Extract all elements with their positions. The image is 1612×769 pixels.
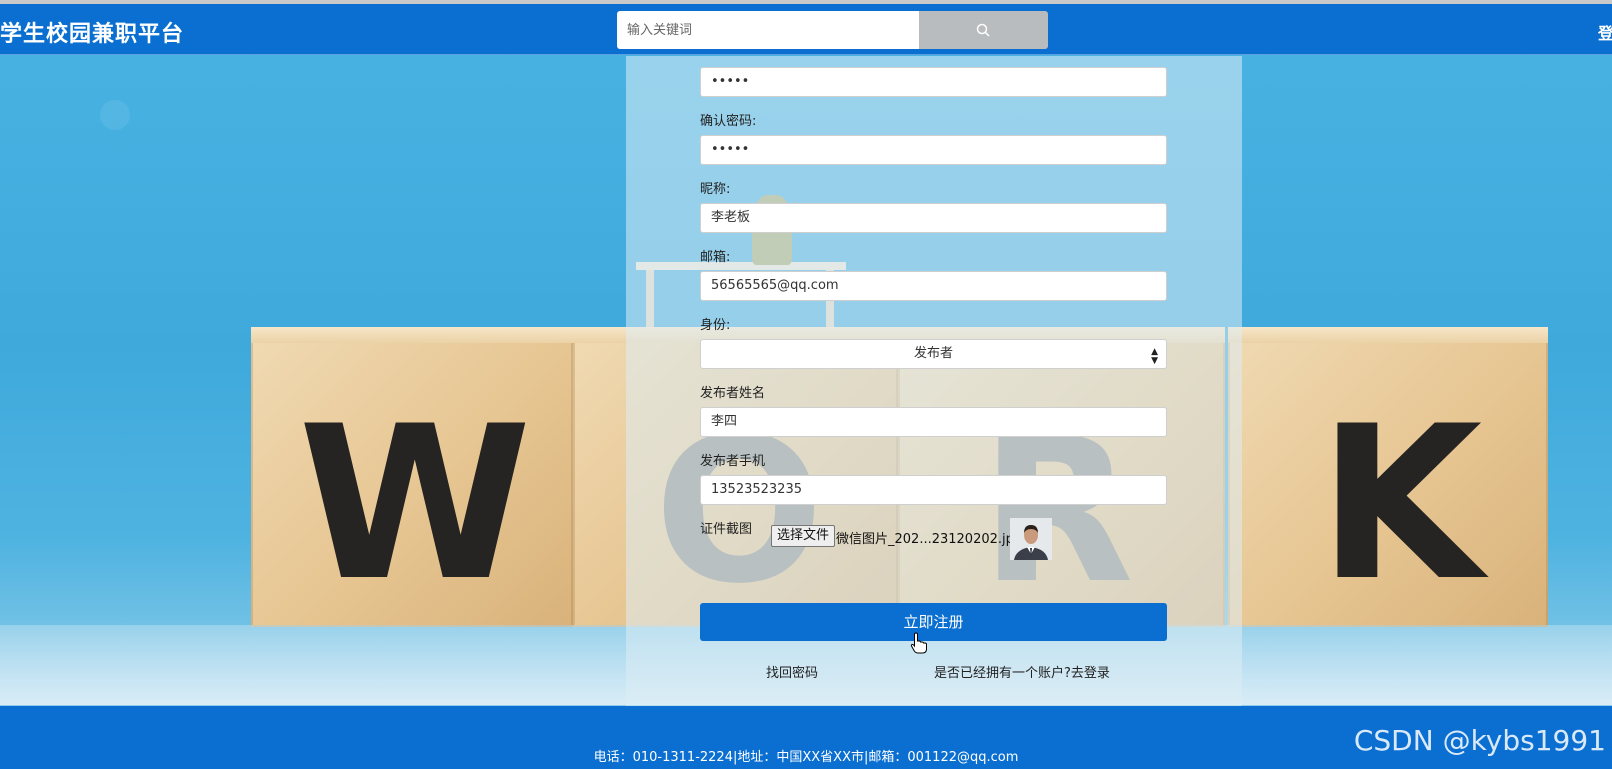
- publisher-name-field[interactable]: 李四: [700, 407, 1167, 437]
- site-header: 学生校园兼职平台 登录: [0, 4, 1612, 55]
- email-field[interactable]: 56565565@qq.com: [700, 271, 1167, 301]
- block-top: [1228, 327, 1548, 343]
- role-select[interactable]: 发布者 ▲ ▼: [700, 339, 1167, 369]
- password-field[interactable]: •••••: [700, 67, 1167, 97]
- certificate-preview-image: [1010, 518, 1052, 560]
- background-spot: [100, 100, 130, 130]
- site-brand[interactable]: 学生校园兼职平台: [0, 16, 184, 48]
- login-link[interactable]: 登录: [1598, 20, 1612, 44]
- selected-file-name: 微信图片_202...23120202.jpg: [836, 532, 1023, 547]
- confirm-password-field[interactable]: •••••: [700, 135, 1167, 165]
- choose-file-button[interactable]: 选择文件: [771, 525, 836, 547]
- forgot-password-link[interactable]: 找回密码: [766, 662, 818, 681]
- go-login-link[interactable]: 是否已经拥有一个账户?去登录: [934, 662, 1110, 681]
- block-top: [251, 327, 573, 343]
- publisher-phone-field[interactable]: 13523523235: [700, 475, 1167, 505]
- nickname-field[interactable]: 李老板: [700, 203, 1167, 233]
- register-button[interactable]: 立即注册: [700, 603, 1167, 641]
- publisher-name-label: 发布者姓名: [700, 386, 766, 401]
- confirm-password-label: 确认密码:: [700, 114, 757, 129]
- search-icon: [976, 23, 990, 37]
- publisher-phone-label: 发布者手机: [700, 454, 766, 469]
- certificate-label: 证件截图: [700, 522, 753, 537]
- person-portrait-icon: [1010, 518, 1052, 560]
- role-select-value: 发布者: [913, 346, 953, 361]
- block-letter-w: W: [298, 380, 532, 627]
- role-label: 身份:: [700, 318, 731, 333]
- block-letter-k: K: [1318, 380, 1483, 627]
- email-label: 邮箱:: [700, 250, 731, 265]
- search-input[interactable]: [617, 11, 919, 49]
- site-footer: 电话：010-1311-2224|地址：中国XX省XX市|邮箱：001122@q…: [0, 706, 1612, 769]
- updown-arrows-icon: ▲ ▼: [1151, 347, 1158, 366]
- hand-cursor-icon: [910, 632, 927, 654]
- nickname-label: 昵称:: [700, 182, 731, 197]
- search-button[interactable]: [919, 11, 1048, 49]
- csdn-watermark: CSDN @kybs1991: [1353, 724, 1606, 757]
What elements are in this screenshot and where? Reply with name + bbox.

______________________________

What this task involves:
Copy these lines verbatim, covering all of the data above and omitting the picture.

Answer to the task:
Extract all elements with their positions. The image is 1612×769 pixels.
- publisher-name-field[interactable]: 李四: [700, 407, 1167, 437]
- site-header: 学生校园兼职平台 登录: [0, 4, 1612, 55]
- email-field[interactable]: 56565565@qq.com: [700, 271, 1167, 301]
- block-top: [1228, 327, 1548, 343]
- role-select[interactable]: 发布者 ▲ ▼: [700, 339, 1167, 369]
- password-field[interactable]: •••••: [700, 67, 1167, 97]
- certificate-preview-image: [1010, 518, 1052, 560]
- background-spot: [100, 100, 130, 130]
- site-brand[interactable]: 学生校园兼职平台: [0, 16, 184, 48]
- login-link[interactable]: 登录: [1598, 20, 1612, 44]
- selected-file-name: 微信图片_202...23120202.jpg: [836, 532, 1023, 547]
- confirm-password-field[interactable]: •••••: [700, 135, 1167, 165]
- choose-file-button[interactable]: 选择文件: [771, 525, 836, 547]
- forgot-password-link[interactable]: 找回密码: [766, 662, 818, 681]
- go-login-link[interactable]: 是否已经拥有一个账户?去登录: [934, 662, 1110, 681]
- block-top: [251, 327, 573, 343]
- publisher-phone-field[interactable]: 13523523235: [700, 475, 1167, 505]
- nickname-field[interactable]: 李老板: [700, 203, 1167, 233]
- register-button[interactable]: 立即注册: [700, 603, 1167, 641]
- publisher-name-label: 发布者姓名: [700, 386, 766, 401]
- confirm-password-label: 确认密码:: [700, 114, 757, 129]
- search-icon: [976, 23, 990, 37]
- publisher-phone-label: 发布者手机: [700, 454, 766, 469]
- certificate-label: 证件截图: [700, 522, 753, 537]
- person-portrait-icon: [1010, 518, 1052, 560]
- role-select-value: 发布者: [913, 346, 953, 361]
- block-letter-w: W: [298, 380, 532, 627]
- role-label: 身份:: [700, 318, 731, 333]
- block-letter-k: K: [1318, 380, 1483, 627]
- email-label: 邮箱:: [700, 250, 731, 265]
- search-input[interactable]: [617, 11, 919, 49]
- site-footer: 电话：010-1311-2224|地址：中国XX省XX市|邮箱：001122@q…: [0, 706, 1612, 769]
- updown-arrows-icon: ▲ ▼: [1151, 347, 1158, 366]
- hand-cursor-icon: [910, 632, 927, 654]
- nickname-label: 昵称:: [700, 182, 731, 197]
- search-button[interactable]: [919, 11, 1048, 49]
- csdn-watermark: CSDN @kybs1991: [1353, 724, 1606, 757]
What elements are in this screenshot and where? Reply with name + bbox.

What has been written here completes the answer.